§ **What is being asked**: Every entry should be repeated exactly. Omit the pictures.

§ **Records**:
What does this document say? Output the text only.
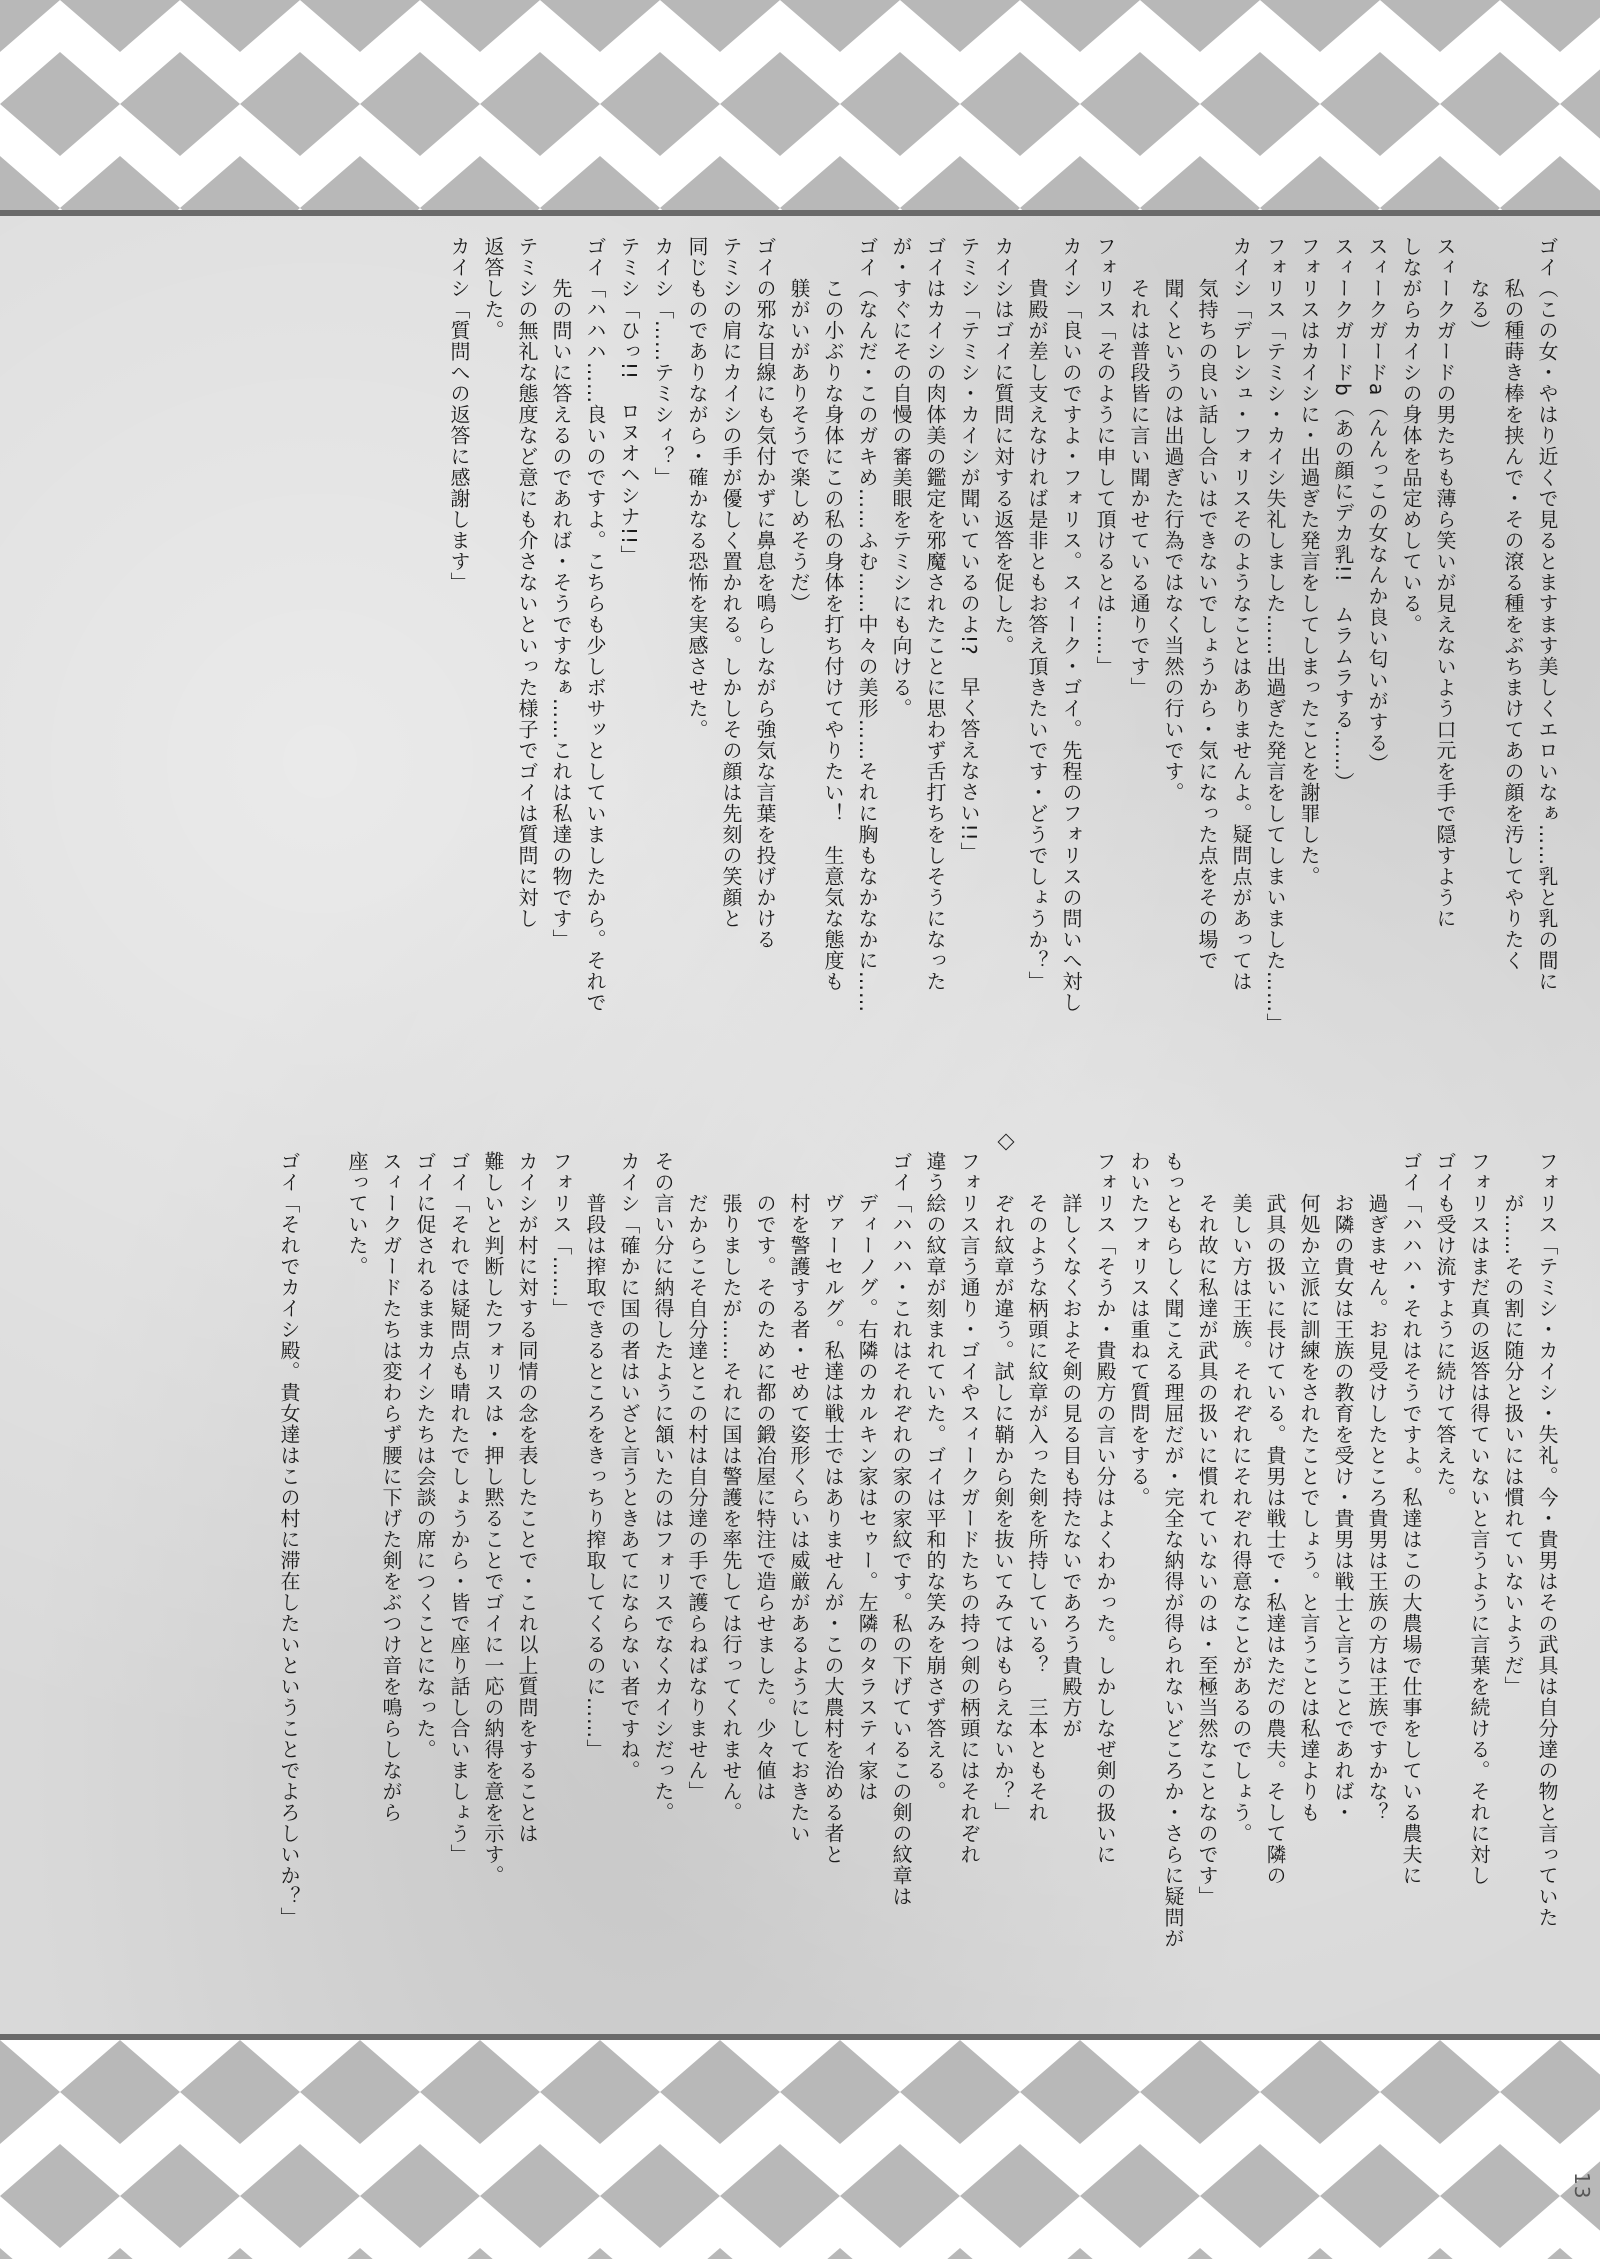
ゴイ（この女・やはり近くで見るとますます美しくエロいなぁ……乳と乳の間に
　　私の種蒔き棒を挟んで・その滾る種をぶちまけてあの顔を汚してやりたく
　　なる）
スィークガードの男たちも薄ら笑いが見えないよう口元を手で隠すように
しながらカイシの身体を品定めしている。
スィークガードa（んんっこの女なんか良い匂いがする）
スィークガードb（あの顔にデカ乳!!　ムラムラする……）
フォリスはカイシに・出過ぎた発言をしてしまったことを謝罪した。
フォリス「テミシ・カイシ失礼しました……出過ぎた発言をしてしまいました……」
カイシ「デレシュ・フォリスそのようなことはありませんよ。疑問点があっては
　　気持ちの良い話し合いはできないでしょうから・気になった点をその場で
　　聞くというのは出過ぎた行為ではなく当然の行いです。
　　それは普段皆に言い聞かせている通りです」
フォリス「そのように申して頂けるとは……」
カイシ「良いのですよ・フォリス。スィーク・ゴイ。先程のフォリスの問いへ対し
　　貴殿が差し支えなければ是非ともお答え頂きたいです・どうでしょうか？」
カイシはゴイに質問に対する返答を促した。
テミシ「テミシ・カイシが聞いているのよ!?　早く答えなさい!!」
ゴイはカイシの肉体美の鑑定を邪魔されたことに思わず舌打ちをしそうになった
が・すぐにその自慢の審美眼をテミシにも向ける。
ゴイ（なんだ・このガキめ……ふむ……中々の美形……それに胸もなかなかに……
　　この小ぶりな身体にこの私の身体を打ち付けてやりたい！　生意気な態度も
　　躾がいがありそうで楽しめそうだ）
ゴイの邪な目線にも気付かずに鼻息を鳴らしながら強気な言葉を投げかける
テミシの肩にカイシの手が優しく置かれる。しかしその顔は先刻の笑顔と
同じものでありながら・確かなる恐怖を実感させた。
カイシ「……テミシィ？」
テミシ「ひっ!!　ロヌオヘシナ!!」
ゴイ「ハハハ……良いのですよ。こちらも少しボサッとしていましたから。それで
　　先の問いに答えるのであれば・そうですなぁ……これは私達の物です」
テミシの無礼な態度など意にも介さないといった様子でゴイは質問に対し
返答した。
カイシ「質問への返答に感謝します」
フォリス「テミシ・カイシ・失礼。今・貴男はその武具は自分達の物と言っていた
　　が……その割に随分と扱いには慣れていないようだ」
フォリスはまだ真の返答は得ていないと言うように言葉を続ける。それに対し
ゴイも受け流すように続けて答えた。
ゴイ「ハハハ・それはそうですよ。私達はこの大農場で仕事をしている農夫に
　　過ぎません。お見受けしたところ貴男は王族の方は王族ですかな？
　　お隣の貴女は王族の教育を受け・貴男は戦士と言うことであれば・
　　何処か立派に訓練をされたことでしょう。と言うことは私達よりも
　　武具の扱いに長けている。貴男は戦士で・私達はただの農夫。そして隣の
　　美しい方は王族。それぞれにそれぞれ得意なことがあるのでしょう。
　　それ故に私達が武具の扱いに慣れていないのは・至極当然なことなのです」
もっともらしく聞こえる理屈だが・完全な納得が得られないどころか・さらに疑問が
わいたフォリスは重ねて質問をする。
フォリス「そうか・貴殿方の言い分はよくわかった。しかしなぜ剣の扱いに
　　詳しくなくおよそ剣の見る目も持たないであろう貴殿方が
　　そのような柄頭に紋章が入った剣を所持している？　三本ともそれ
　　ぞれ紋章が違う。試しに鞘から剣を抜いてみてはもらえないか？」
フォリス言う通り・ゴイやスィークガードたちの持つ剣の柄頭にはそれぞれ
違う絵の紋章が刻まれていた。ゴイは平和的な笑みを崩さず答える。
ゴイ「ハハハ・これはそれぞれの家の家紋です。私の下げているこの剣の紋章は
　　ディーノグ。右隣のカルキン家はセゥー。左隣のタラスティ家は
　　ヴァーセルグ。私達は戦士ではありませんが・この大農村を治める者と
　　村を警護する者・せめて姿形くらいは威厳があるようにしておきたい
　　のです。そのために都の鍛冶屋に特注で造らせました。少々値は
　　張りましたが……それに国は警護を率先しては行ってくれません。
　　だからこそ自分達とこの村は自分達の手で護らねばなりません」
その言い分に納得したように頷いたのはフォリスでなくカイシだった。
カイシ「確かに国の者はいざと言うときあてにならない者ですね。
　　普段は搾取できるところをきっちり搾取してくるのに……」
フォリス「……」
カイシが村に対する同情の念を表したことで・これ以上質問をすることは
難しいと判断したフォリスは・押し黙ることでゴイに一応の納得を意を示す。
ゴイ「それでは疑問点も晴れたでしょうから・皆で座り話し合いましょう」
ゴイに促されるままカイシたちは会談の席につくことになった。
スィークガードたちは変わらず腰に下げた剣をぶつけ音を鳴らしながら
座っていた。

ゴイ「それでカイシ殿。貴女達はこの村に滞在したいということでよろしいか？」
13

§ **Output for this task**:
What does this document say? Output the text only.
ゴイ（この女・やはり近くで見るとますます美しくエロいなぁ……乳と乳の間に
　　私の種蒔き棒を挟んで・その滾る種をぶちまけてあの顔を汚してやりたく
　　なる）
スィークガードの男たちも薄ら笑いが見えないよう口元を手で隠すように
しながらカイシの身体を品定めしている。
スィークガードa（んんっこの女なんか良い匂いがする）
スィークガードb（あの顔にデカ乳!!　ムラムラする……）
フォリスはカイシに・出過ぎた発言をしてしまったことを謝罪した。
フォリス「テミシ・カイシ失礼しました……出過ぎた発言をしてしまいました……」
カイシ「デレシュ・フォリスそのようなことはありませんよ。疑問点があっては
　　気持ちの良い話し合いはできないでしょうから・気になった点をその場で
　　聞くというのは出過ぎた行為ではなく当然の行いです。
　　それは普段皆に言い聞かせている通りです」
フォリス「そのように申して頂けるとは……」
カイシ「良いのですよ・フォリス。スィーク・ゴイ。先程のフォリスの問いへ対し
　　貴殿が差し支えなければ是非ともお答え頂きたいです・どうでしょうか？」
カイシはゴイに質問に対する返答を促した。
テミシ「テミシ・カイシが聞いているのよ!?　早く答えなさい!!」
ゴイはカイシの肉体美の鑑定を邪魔されたことに思わず舌打ちをしそうになった
が・すぐにその自慢の審美眼をテミシにも向ける。
ゴイ（なんだ・このガキめ……ふむ……中々の美形……それに胸もなかなかに……
　　この小ぶりな身体にこの私の身体を打ち付けてやりたい！　生意気な態度も
　　躾がいがありそうで楽しめそうだ）
ゴイの邪な目線にも気付かずに鼻息を鳴らしながら強気な言葉を投げかける
テミシの肩にカイシの手が優しく置かれる。しかしその顔は先刻の笑顔と
同じものでありながら・確かなる恐怖を実感させた。
カイシ「……テミシィ？」
テミシ「ひっ!!　ロヌオヘシナ!!」
ゴイ「ハハハ……良いのですよ。こちらも少しボサッとしていましたから。それで
　　先の問いに答えるのであれば・そうですなぁ……これは私達の物です」
テミシの無礼な態度など意にも介さないといった様子でゴイは質問に対し
返答した。
カイシ「質問への返答に感謝します」
フォリス「テミシ・カイシ・失礼。今・貴男はその武具は自分達の物と言っていた
　　が……その割に随分と扱いには慣れていないようだ」
フォリスはまだ真の返答は得ていないと言うように言葉を続ける。それに対し
ゴイも受け流すように続けて答えた。
ゴイ「ハハハ・それはそうですよ。私達はこの大農場で仕事をしている農夫に
　　過ぎません。お見受けしたところ貴男は王族の方は王族ですかな？
　　お隣の貴女は王族の教育を受け・貴男は戦士と言うことであれば・
　　何処か立派に訓練をされたことでしょう。と言うことは私達よりも
　　武具の扱いに長けている。貴男は戦士で・私達はただの農夫。そして隣の
　　美しい方は王族。それぞれにそれぞれ得意なことがあるのでしょう。
　　それ故に私達が武具の扱いに慣れていないのは・至極当然なことなのです」
もっともらしく聞こえる理屈だが・完全な納得が得られないどころか・さらに疑問が
わいたフォリスは重ねて質問をする。
フォリス「そうか・貴殿方の言い分はよくわかった。しかしなぜ剣の扱いに
　　詳しくなくおよそ剣の見る目も持たないであろう貴殿方が
　　そのような柄頭に紋章が入った剣を所持している？　三本ともそれ
　　ぞれ紋章が違う。試しに鞘から剣を抜いてみてはもらえないか？」
フォリス言う通り・ゴイやスィークガードたちの持つ剣の柄頭にはそれぞれ
違う絵の紋章が刻まれていた。ゴイは平和的な笑みを崩さず答える。
ゴイ「ハハハ・これはそれぞれの家の家紋です。私の下げているこの剣の紋章は
　　ディーノグ。右隣のカルキン家はセゥー。左隣のタラスティ家は
　　ヴァーセルグ。私達は戦士ではありませんが・この大農村を治める者と
　　村を警護する者・せめて姿形くらいは威厳があるようにしておきたい
　　のです。そのために都の鍛冶屋に特注で造らせました。少々値は
　　張りましたが……それに国は警護を率先しては行ってくれません。
　　だからこそ自分達とこの村は自分達の手で護らねばなりません」
その言い分に納得したように頷いたのはフォリスでなくカイシだった。
カイシ「確かに国の者はいざと言うときあてにならない者ですね。
　　普段は搾取できるところをきっちり搾取してくるのに……」
フォリス「……」
カイシが村に対する同情の念を表したことで・これ以上質問をすることは
難しいと判断したフォリスは・押し黙ることでゴイに一応の納得を意を示す。
ゴイ「それでは疑問点も晴れたでしょうから・皆で座り話し合いましょう」
ゴイに促されるままカイシたちは会談の席につくことになった。
スィークガードたちは変わらず腰に下げた剣をぶつけ音を鳴らしながら
座っていた。

ゴイ「それでカイシ殿。貴女達はこの村に滞在したいということでよろしいか？」
13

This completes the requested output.